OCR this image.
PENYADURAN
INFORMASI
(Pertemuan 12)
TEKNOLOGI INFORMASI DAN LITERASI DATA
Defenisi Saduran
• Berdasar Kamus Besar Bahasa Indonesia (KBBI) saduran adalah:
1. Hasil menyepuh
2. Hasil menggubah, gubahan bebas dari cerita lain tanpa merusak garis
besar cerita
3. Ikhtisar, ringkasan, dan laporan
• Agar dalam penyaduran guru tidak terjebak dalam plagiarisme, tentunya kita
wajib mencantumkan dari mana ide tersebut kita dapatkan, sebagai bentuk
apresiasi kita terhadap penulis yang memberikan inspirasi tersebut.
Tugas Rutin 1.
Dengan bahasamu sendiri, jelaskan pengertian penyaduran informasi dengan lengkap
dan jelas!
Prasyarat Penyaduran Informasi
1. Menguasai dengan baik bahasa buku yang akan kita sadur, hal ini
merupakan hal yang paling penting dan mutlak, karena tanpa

## Work required
Without leaving anything out, give the entries again exactly.

## Answer for the task
OCR this image.
PENYADURAN
INFORMASI
(Pertemuan 12)
TEKNOLOGI INFORMASI DAN LITERASI DATA
Defenisi Saduran
• Berdasar Kamus Besar Bahasa Indonesia (KBBI) saduran adalah:
1. Hasil menyepuh
2. Hasil menggubah, gubahan bebas dari cerita lain tanpa merusak garis
besar cerita
3. Ikhtisar, ringkasan, dan laporan
• Agar dalam penyaduran guru tidak terjebak dalam plagiarisme, tentunya kita
wajib mencantumkan dari mana ide tersebut kita dapatkan, sebagai bentuk
apresiasi kita terhadap penulis yang memberikan inspirasi tersebut.
Tugas Rutin 1.
Dengan bahasamu sendiri, jelaskan pengertian penyaduran informasi dengan lengkap
dan jelas!
Prasyarat Penyaduran Informasi
1. Menguasai dengan baik bahasa buku yang akan kita sadur, hal ini
merupakan hal yang paling penting dan mutlak, karena tanpa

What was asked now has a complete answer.